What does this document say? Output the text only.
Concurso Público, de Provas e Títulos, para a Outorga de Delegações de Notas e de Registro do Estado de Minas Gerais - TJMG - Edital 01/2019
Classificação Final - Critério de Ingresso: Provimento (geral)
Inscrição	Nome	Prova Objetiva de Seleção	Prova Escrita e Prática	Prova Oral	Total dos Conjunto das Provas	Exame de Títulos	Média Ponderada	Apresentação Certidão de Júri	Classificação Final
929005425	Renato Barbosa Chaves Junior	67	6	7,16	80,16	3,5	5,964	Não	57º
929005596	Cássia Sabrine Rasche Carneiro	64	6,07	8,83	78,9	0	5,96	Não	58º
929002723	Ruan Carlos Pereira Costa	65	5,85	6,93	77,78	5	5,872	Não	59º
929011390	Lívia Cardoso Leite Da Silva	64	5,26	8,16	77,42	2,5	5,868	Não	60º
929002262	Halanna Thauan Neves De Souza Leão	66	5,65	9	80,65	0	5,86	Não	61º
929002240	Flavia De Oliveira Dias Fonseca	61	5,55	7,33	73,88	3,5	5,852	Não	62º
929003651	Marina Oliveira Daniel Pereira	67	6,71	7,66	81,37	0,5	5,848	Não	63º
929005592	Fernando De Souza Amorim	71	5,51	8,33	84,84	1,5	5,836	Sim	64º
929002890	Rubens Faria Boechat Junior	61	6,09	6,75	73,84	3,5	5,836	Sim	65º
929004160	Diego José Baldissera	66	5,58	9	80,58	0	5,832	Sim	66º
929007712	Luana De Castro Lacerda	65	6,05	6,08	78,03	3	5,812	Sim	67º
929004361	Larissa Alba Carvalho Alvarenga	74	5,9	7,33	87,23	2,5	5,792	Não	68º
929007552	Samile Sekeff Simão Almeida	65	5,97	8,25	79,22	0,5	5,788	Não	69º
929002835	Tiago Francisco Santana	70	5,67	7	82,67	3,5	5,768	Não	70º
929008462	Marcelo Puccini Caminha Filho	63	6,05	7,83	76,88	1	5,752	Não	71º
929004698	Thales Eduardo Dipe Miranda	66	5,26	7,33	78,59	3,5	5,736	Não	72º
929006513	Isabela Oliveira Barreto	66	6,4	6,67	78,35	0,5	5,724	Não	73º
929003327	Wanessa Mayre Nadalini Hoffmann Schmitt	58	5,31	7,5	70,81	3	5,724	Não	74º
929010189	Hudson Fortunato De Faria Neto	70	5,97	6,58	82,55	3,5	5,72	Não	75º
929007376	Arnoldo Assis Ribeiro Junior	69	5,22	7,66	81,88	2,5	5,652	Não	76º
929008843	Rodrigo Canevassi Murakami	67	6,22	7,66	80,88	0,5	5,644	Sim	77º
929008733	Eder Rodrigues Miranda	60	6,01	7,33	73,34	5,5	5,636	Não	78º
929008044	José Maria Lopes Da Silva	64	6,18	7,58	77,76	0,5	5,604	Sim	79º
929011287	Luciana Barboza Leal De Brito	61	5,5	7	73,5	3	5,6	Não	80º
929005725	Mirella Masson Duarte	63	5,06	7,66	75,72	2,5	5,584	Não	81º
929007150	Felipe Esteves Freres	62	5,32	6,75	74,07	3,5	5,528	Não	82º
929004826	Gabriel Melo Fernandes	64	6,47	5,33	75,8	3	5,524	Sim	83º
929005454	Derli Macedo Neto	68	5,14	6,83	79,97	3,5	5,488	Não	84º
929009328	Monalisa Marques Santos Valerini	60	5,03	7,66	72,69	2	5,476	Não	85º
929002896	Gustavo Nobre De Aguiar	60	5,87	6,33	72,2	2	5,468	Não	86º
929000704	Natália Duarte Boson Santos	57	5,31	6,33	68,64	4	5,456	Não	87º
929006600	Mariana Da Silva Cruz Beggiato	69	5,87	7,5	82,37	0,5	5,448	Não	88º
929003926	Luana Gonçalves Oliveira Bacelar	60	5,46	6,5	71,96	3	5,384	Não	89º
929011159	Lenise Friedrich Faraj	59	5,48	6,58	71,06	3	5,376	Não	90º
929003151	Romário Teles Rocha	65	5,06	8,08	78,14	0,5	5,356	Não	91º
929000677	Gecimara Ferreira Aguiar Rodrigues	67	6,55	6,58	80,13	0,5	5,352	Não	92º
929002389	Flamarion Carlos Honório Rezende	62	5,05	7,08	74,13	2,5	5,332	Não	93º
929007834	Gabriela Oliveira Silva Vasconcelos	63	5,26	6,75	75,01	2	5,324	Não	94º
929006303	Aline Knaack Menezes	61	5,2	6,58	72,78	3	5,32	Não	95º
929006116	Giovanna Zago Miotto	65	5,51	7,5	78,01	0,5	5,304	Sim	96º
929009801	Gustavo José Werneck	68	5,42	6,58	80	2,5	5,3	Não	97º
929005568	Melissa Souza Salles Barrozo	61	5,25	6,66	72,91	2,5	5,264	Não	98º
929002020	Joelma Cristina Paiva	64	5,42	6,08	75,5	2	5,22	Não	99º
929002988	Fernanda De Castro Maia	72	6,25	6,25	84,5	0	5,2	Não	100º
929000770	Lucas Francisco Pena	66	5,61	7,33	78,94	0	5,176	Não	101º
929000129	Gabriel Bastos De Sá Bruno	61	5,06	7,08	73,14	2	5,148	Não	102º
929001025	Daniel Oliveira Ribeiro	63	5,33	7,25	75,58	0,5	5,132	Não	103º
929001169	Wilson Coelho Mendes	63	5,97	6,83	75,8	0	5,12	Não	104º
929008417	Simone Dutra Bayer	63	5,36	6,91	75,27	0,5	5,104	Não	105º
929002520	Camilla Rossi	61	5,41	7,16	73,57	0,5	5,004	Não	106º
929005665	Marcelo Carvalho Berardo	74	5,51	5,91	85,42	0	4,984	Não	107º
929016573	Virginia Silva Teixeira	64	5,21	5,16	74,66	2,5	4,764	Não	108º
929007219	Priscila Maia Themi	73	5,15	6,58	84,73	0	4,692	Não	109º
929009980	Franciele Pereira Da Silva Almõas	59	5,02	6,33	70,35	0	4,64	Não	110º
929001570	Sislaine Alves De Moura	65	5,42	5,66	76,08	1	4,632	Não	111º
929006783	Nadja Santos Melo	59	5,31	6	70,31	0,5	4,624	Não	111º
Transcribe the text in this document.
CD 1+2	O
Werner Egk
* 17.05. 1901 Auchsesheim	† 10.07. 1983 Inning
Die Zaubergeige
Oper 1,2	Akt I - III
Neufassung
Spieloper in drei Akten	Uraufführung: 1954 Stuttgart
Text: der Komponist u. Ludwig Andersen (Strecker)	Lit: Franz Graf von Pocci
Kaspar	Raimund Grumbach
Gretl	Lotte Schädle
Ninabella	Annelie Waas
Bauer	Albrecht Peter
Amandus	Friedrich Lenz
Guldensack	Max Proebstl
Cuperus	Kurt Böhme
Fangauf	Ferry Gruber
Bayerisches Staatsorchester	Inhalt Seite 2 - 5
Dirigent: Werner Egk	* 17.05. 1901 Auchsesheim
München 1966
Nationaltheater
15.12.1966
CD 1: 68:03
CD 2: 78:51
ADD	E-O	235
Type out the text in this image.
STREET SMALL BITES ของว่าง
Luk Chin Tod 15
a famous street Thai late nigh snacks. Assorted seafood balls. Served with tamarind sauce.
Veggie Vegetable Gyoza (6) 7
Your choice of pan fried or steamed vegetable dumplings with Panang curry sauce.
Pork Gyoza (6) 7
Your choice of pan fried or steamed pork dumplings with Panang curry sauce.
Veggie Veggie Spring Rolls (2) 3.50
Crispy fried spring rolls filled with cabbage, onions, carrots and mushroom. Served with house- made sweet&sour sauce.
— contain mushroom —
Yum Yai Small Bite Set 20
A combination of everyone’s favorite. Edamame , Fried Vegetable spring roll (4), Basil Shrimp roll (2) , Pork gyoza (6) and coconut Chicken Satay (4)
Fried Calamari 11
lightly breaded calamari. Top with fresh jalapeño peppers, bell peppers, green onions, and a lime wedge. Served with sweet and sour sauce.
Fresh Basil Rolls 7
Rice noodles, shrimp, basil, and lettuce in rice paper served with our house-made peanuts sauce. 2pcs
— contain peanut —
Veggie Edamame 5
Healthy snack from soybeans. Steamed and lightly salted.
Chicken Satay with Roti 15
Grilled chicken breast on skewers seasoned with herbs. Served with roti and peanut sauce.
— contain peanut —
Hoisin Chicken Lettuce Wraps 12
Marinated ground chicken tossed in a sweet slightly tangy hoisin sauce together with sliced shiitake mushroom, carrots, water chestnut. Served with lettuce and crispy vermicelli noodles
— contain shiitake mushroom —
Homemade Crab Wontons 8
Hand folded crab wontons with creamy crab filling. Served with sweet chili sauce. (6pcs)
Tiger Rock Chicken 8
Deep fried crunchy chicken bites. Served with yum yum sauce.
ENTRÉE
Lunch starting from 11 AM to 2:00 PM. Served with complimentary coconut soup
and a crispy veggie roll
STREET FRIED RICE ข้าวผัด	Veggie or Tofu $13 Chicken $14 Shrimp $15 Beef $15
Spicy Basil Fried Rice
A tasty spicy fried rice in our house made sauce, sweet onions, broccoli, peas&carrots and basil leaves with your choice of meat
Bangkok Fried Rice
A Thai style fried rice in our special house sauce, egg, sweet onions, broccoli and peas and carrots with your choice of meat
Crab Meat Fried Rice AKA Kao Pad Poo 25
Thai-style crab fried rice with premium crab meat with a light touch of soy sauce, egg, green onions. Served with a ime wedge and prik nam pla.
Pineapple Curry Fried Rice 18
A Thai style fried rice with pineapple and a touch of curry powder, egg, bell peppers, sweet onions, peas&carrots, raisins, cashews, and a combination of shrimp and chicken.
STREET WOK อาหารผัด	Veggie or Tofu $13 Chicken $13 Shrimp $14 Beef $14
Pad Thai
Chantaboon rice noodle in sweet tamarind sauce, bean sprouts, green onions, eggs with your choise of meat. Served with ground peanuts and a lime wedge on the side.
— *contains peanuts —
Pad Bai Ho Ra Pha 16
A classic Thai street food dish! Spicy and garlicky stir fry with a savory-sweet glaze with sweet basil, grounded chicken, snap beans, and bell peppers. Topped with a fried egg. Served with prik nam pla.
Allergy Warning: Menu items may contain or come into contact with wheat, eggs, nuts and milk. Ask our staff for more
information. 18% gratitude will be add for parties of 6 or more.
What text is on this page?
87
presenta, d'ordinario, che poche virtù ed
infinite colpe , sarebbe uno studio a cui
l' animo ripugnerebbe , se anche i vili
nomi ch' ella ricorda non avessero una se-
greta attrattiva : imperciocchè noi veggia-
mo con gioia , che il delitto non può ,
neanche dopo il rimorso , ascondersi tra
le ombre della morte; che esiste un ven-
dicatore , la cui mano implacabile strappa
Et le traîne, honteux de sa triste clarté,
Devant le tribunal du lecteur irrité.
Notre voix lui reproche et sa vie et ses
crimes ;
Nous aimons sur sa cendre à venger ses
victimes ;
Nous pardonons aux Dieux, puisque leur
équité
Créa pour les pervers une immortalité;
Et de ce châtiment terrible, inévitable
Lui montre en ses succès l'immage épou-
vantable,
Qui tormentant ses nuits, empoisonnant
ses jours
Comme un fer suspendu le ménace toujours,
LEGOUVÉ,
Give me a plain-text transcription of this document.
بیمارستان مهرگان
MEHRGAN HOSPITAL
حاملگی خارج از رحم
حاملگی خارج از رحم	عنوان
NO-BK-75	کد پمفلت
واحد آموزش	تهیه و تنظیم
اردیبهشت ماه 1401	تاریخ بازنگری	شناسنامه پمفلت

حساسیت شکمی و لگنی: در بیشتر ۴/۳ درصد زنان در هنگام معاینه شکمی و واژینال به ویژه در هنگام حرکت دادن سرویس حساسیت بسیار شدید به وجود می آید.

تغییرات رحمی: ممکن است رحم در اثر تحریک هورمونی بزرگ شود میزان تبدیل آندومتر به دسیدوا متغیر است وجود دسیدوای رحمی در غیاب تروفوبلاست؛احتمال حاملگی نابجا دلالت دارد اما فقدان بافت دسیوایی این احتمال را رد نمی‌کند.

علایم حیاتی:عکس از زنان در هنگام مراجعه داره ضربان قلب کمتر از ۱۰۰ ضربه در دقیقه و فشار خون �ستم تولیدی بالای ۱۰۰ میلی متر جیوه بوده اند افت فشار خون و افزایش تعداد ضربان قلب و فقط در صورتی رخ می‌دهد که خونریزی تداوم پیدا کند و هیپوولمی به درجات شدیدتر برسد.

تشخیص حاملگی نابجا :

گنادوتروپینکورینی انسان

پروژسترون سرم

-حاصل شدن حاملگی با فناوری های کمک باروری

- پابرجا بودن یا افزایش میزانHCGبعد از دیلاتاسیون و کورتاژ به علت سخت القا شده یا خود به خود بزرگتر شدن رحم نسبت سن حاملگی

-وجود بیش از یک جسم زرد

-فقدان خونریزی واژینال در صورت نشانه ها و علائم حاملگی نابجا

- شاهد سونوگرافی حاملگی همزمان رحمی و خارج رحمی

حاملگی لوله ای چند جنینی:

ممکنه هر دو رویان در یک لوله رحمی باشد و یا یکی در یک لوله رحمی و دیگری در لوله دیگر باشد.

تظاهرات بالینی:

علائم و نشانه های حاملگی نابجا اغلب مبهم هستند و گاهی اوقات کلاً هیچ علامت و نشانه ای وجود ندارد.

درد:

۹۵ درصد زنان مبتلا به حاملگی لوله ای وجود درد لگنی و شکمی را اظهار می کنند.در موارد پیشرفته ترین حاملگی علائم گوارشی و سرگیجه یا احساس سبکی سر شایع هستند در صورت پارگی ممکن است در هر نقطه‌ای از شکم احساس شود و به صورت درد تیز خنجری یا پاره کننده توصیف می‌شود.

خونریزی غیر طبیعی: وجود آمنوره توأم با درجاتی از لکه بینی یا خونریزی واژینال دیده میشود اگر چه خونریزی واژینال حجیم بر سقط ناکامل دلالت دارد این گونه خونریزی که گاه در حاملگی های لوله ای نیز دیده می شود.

• Aim of the exercise: Give only the number of lines in the material above that hold the word "Miranda".

• Task response: 2